▸ Exercise prompt
List the lines starting with the one containing "menu-item-quick-print[interactable]: Quick Print" and going on through the one containing "notice-text-tail: ving file" as a numbered list, leaving out blank lines.

▸ Material for this task
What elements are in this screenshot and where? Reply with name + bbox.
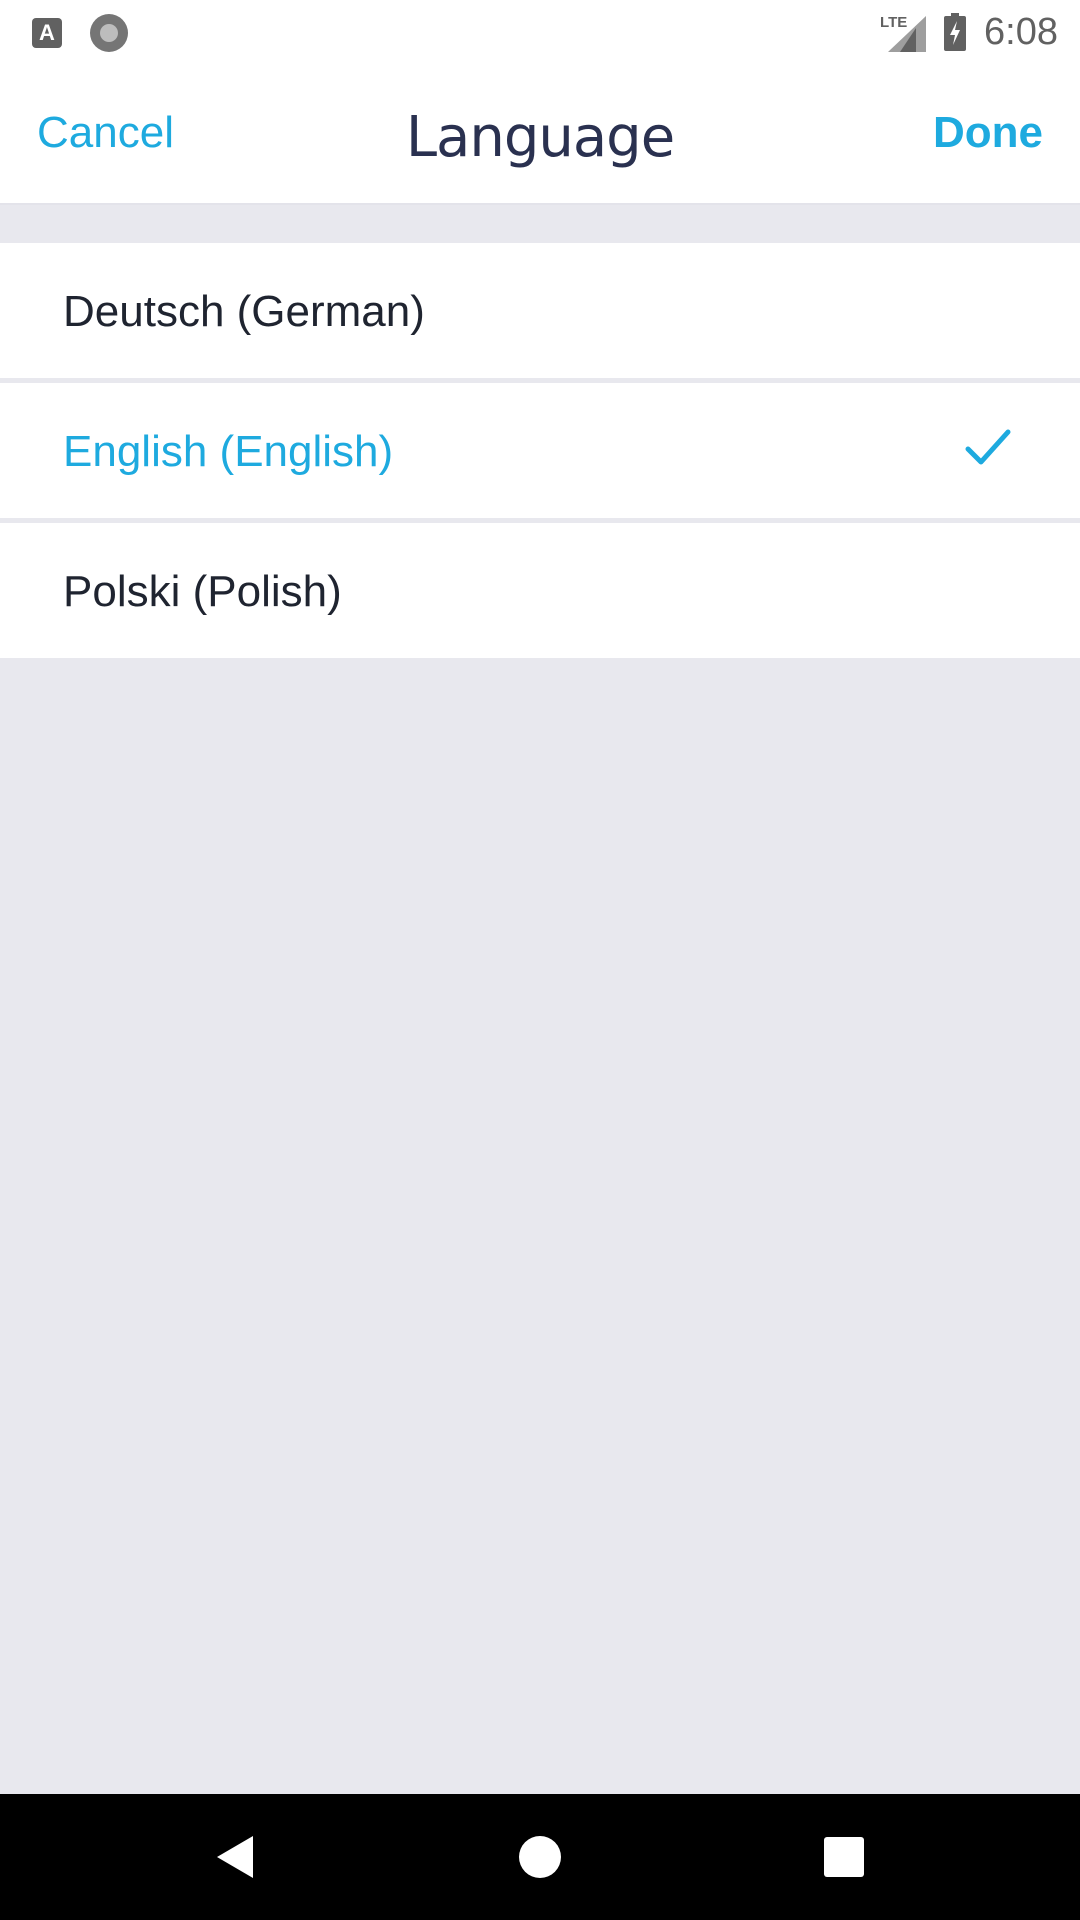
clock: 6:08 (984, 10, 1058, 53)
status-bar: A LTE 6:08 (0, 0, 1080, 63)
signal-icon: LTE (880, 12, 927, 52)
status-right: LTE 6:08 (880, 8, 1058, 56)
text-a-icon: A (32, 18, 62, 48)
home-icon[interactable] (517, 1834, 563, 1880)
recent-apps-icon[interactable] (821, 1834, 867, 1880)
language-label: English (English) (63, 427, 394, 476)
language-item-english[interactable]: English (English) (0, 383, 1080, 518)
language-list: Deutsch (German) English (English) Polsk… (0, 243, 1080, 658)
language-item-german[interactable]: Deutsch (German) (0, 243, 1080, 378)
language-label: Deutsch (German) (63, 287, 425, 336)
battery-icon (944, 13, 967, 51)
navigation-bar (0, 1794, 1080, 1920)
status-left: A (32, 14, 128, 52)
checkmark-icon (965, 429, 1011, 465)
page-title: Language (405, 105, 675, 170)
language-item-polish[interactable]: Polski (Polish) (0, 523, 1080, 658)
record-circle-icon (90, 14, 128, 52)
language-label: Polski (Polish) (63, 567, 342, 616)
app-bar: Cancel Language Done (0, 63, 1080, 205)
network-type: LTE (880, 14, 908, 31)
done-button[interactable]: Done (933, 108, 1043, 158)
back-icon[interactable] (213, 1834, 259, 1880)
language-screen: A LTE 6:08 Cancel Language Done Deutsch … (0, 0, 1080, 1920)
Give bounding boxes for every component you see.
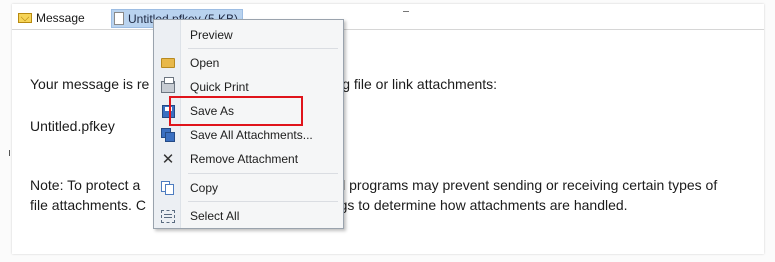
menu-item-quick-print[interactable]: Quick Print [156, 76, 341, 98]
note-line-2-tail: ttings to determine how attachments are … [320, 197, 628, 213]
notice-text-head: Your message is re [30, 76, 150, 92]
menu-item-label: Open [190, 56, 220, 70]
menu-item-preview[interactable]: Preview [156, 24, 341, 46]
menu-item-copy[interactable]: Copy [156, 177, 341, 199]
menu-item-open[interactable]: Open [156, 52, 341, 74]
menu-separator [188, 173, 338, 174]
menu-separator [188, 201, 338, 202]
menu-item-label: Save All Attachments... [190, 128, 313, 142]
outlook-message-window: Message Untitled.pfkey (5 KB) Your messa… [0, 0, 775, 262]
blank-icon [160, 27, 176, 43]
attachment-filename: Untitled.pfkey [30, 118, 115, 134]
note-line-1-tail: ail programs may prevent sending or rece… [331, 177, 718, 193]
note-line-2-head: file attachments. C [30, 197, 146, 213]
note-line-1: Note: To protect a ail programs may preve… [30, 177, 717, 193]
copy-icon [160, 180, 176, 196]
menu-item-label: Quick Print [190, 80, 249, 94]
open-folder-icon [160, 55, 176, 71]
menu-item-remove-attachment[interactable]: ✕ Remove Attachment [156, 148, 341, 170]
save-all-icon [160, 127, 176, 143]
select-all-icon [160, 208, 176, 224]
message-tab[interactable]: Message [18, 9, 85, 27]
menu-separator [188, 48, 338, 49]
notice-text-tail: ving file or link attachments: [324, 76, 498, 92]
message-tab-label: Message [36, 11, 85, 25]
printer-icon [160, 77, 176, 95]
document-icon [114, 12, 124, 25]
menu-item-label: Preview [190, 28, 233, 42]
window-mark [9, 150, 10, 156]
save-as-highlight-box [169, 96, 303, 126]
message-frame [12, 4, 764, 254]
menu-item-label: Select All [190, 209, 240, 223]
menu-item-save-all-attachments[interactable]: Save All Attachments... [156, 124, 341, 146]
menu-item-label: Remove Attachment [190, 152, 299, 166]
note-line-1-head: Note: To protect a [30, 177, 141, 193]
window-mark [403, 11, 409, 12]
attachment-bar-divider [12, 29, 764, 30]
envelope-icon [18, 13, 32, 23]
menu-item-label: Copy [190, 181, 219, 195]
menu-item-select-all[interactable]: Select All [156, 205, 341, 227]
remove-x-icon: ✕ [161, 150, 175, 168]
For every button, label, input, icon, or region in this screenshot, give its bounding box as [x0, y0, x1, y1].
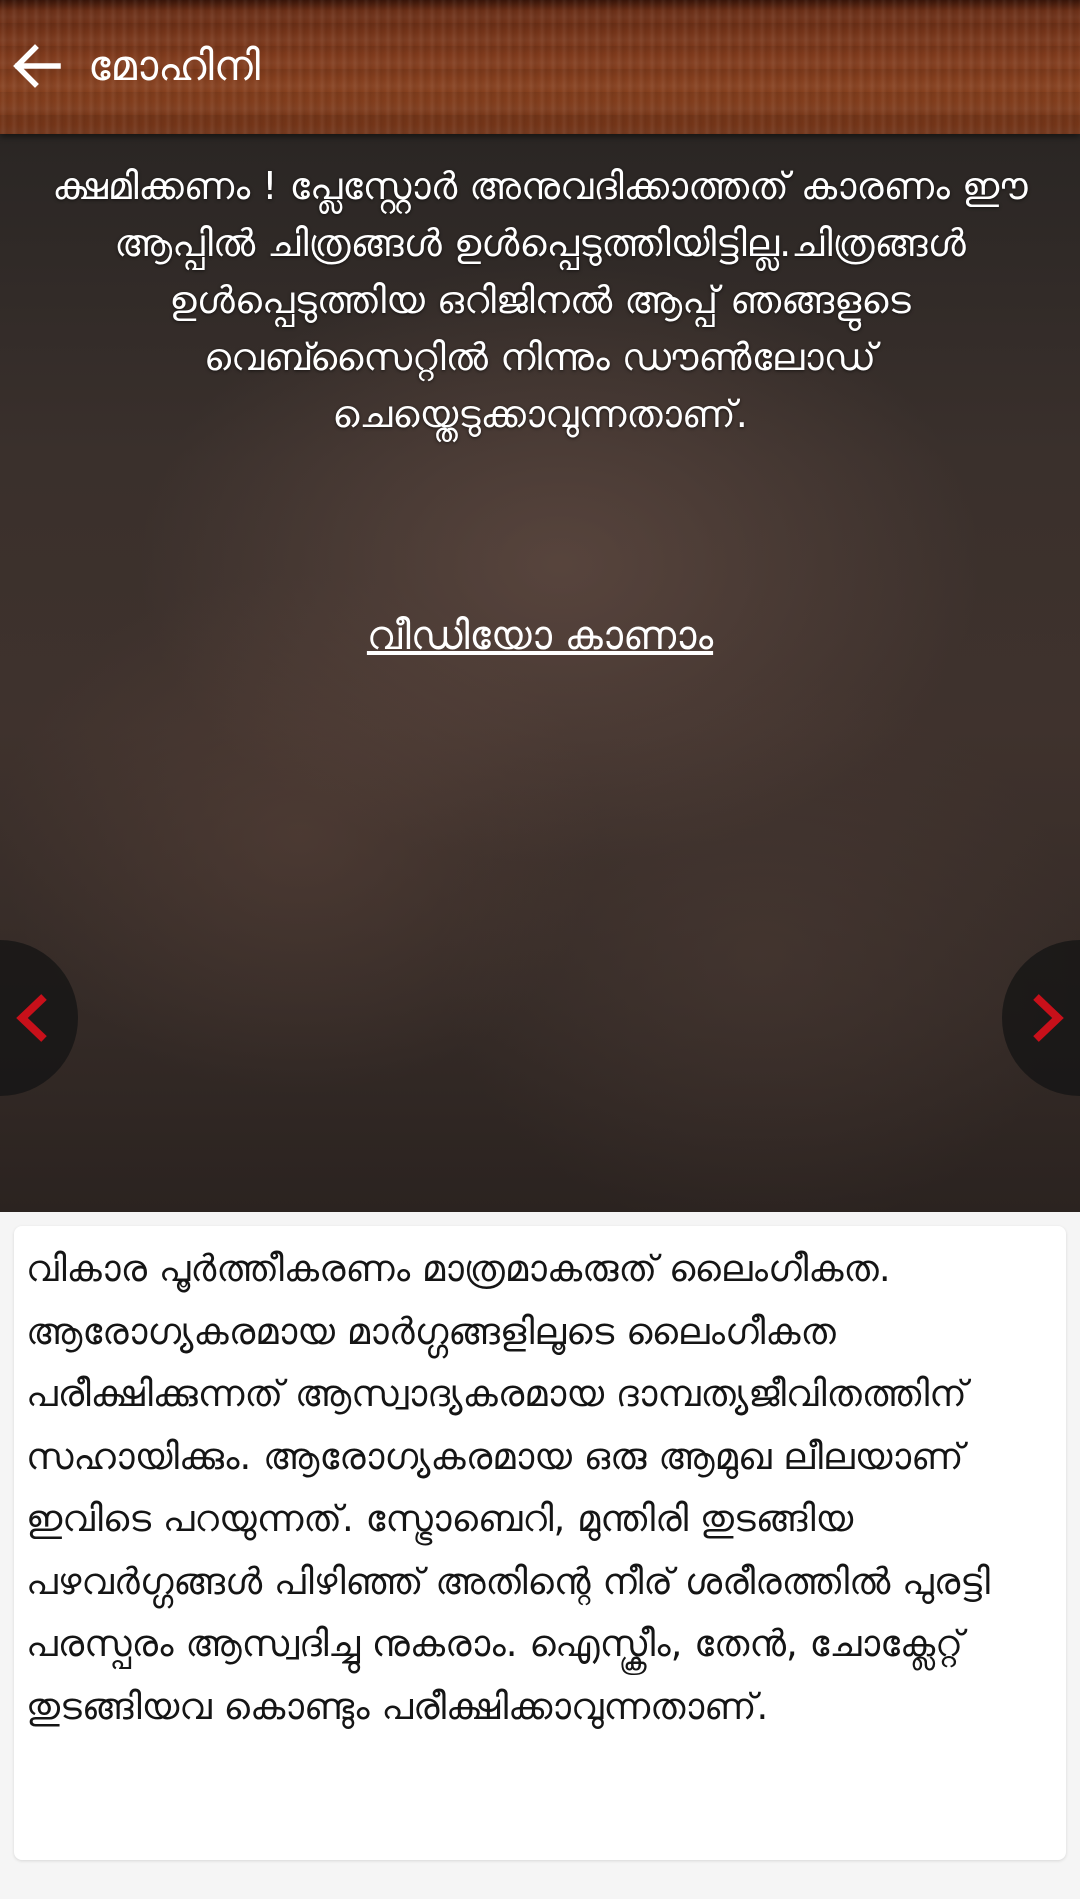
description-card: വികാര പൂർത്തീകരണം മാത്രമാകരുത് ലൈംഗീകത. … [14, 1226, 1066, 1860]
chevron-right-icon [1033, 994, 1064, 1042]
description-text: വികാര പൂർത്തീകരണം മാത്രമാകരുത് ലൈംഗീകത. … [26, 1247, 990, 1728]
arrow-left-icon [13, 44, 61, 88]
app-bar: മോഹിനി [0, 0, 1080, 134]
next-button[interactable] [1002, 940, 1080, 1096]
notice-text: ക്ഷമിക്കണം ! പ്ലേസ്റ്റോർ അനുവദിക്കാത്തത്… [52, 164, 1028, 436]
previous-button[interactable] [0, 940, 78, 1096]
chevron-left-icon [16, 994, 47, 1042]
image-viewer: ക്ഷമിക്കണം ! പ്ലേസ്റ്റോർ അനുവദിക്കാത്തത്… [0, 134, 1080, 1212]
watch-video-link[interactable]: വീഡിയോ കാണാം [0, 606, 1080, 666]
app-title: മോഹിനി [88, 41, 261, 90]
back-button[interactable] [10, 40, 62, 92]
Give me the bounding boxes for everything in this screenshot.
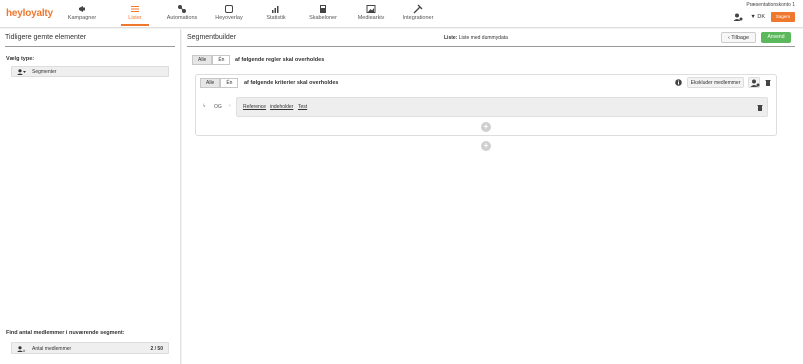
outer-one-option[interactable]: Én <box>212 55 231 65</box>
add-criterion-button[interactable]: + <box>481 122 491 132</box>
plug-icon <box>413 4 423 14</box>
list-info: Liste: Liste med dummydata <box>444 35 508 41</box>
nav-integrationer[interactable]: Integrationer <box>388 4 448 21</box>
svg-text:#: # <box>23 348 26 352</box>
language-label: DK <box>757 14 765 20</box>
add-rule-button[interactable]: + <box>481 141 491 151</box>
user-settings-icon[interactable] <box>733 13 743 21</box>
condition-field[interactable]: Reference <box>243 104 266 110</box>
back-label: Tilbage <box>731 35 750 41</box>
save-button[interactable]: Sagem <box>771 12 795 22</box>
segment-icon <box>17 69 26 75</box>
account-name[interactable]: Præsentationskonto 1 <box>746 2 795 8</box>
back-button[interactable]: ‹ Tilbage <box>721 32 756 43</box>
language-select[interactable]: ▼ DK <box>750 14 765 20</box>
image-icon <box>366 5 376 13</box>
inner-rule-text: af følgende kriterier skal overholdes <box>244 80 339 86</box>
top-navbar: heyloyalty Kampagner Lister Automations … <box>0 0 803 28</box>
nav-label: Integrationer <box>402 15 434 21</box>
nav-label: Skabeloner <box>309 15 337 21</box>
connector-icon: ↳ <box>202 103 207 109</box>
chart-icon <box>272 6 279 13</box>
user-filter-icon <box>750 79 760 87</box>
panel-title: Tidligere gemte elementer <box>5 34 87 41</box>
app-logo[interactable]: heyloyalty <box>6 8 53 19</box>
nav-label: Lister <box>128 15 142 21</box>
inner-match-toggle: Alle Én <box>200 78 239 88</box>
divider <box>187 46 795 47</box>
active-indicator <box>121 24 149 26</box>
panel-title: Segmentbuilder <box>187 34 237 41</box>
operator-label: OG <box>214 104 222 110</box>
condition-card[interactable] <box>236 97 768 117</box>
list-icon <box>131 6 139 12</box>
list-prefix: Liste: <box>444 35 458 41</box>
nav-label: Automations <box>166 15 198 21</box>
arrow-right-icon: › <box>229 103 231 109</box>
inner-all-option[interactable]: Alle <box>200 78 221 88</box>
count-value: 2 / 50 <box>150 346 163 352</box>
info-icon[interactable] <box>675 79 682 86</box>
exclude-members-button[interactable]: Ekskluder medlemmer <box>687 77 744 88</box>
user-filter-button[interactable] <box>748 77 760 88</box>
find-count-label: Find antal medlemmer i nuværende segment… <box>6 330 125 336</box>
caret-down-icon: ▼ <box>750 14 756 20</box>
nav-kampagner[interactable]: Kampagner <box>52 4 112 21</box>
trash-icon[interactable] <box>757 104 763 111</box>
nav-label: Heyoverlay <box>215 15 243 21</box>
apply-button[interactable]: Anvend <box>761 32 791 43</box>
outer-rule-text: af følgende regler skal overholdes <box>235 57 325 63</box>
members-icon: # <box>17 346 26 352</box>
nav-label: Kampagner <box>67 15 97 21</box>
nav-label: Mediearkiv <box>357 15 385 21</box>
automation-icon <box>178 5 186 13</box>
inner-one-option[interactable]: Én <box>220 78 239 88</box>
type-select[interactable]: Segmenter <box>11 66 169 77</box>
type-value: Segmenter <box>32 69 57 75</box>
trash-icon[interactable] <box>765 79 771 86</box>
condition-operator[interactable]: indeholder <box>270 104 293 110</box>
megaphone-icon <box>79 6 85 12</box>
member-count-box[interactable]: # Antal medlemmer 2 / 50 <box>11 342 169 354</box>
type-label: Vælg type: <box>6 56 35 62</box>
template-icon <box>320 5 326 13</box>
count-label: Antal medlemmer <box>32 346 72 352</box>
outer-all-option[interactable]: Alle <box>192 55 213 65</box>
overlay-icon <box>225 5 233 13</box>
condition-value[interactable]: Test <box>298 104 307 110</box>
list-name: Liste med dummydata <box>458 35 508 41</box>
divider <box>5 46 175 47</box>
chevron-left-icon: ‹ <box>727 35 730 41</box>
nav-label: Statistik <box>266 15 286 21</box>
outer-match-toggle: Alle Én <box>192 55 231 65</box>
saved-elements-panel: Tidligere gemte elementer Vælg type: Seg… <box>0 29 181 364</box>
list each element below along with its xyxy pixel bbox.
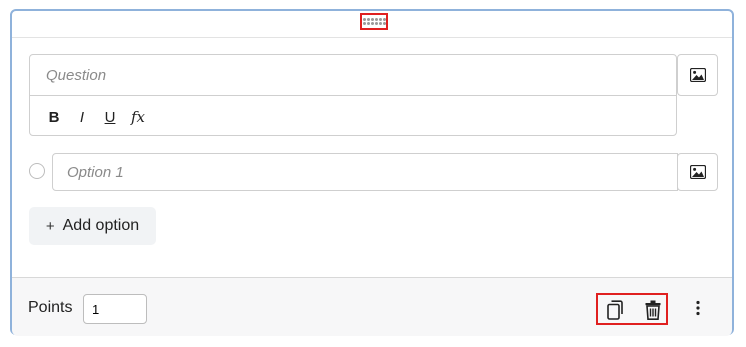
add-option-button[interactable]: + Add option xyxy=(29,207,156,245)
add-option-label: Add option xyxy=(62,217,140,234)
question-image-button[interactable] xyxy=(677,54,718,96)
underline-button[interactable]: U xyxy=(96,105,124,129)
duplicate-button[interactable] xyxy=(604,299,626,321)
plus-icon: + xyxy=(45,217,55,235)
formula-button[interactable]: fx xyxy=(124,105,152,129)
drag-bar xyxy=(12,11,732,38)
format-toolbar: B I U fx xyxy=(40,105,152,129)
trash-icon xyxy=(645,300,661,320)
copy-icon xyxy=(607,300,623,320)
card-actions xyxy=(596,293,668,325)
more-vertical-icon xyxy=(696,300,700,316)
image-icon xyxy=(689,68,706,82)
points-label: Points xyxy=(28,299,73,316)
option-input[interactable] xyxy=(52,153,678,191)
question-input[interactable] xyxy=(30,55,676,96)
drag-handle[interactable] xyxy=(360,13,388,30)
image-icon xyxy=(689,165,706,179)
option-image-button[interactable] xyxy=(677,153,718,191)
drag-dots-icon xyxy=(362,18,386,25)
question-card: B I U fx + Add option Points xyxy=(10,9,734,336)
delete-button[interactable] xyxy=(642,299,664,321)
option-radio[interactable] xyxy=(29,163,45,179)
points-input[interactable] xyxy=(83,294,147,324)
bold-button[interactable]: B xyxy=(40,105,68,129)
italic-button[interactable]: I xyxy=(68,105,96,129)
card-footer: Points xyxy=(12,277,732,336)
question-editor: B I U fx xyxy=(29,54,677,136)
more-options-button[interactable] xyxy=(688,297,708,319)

▸ Output below
1. menu-item-quick-print[interactable]: Quick Print [156, 76, 341, 98]
2. note-line-2-tail: ttings to determine how attachments are … [320, 197, 628, 213]
3. notice-text-head: Your message is re [30, 76, 150, 92]
4. menu-item-label: Open [190, 56, 220, 70]
5. menu-item-preview[interactable]: Preview [156, 24, 341, 46]
6. menu-item-copy[interactable]: Copy [156, 177, 341, 199]
7. menu-item-open[interactable]: Open [156, 52, 341, 74]
8. menu-separator [188, 173, 338, 174]
9. menu-separator [188, 201, 338, 202]
10. menu-item-label: Save All Attachments... [190, 128, 313, 142]
11. outlook-message-window: Message Untitled.pfkey (5 KB) Your messa… [0, 0, 775, 262]
12. blank-icon [160, 27, 176, 43]
13. attachment-filename: Untitled.pfkey [30, 118, 115, 134]
14. note-line-1-tail: ail programs may prevent sending or rece… [331, 177, 718, 193]
15. note-line-2-head: file attachments. C [30, 197, 146, 213]
16. note-line-1: Note: To protect a ail programs may preve… [30, 177, 717, 193]
17. copy-icon [160, 180, 176, 196]
18. menu-item-label: Quick Print [190, 80, 249, 94]
19. open-folder-icon [160, 55, 176, 71]
20. menu-item-remove-attachment[interactable]: ✕ Remove Attachment [156, 148, 341, 170]
21. save-all-icon [160, 127, 176, 143]
22. select-all-icon [160, 208, 176, 224]
23. message-tab[interactable]: Message [18, 9, 85, 27]
24. menu-separator [188, 48, 338, 49]
25. notice-text-tail: ving file or link attachments: [324, 76, 498, 92]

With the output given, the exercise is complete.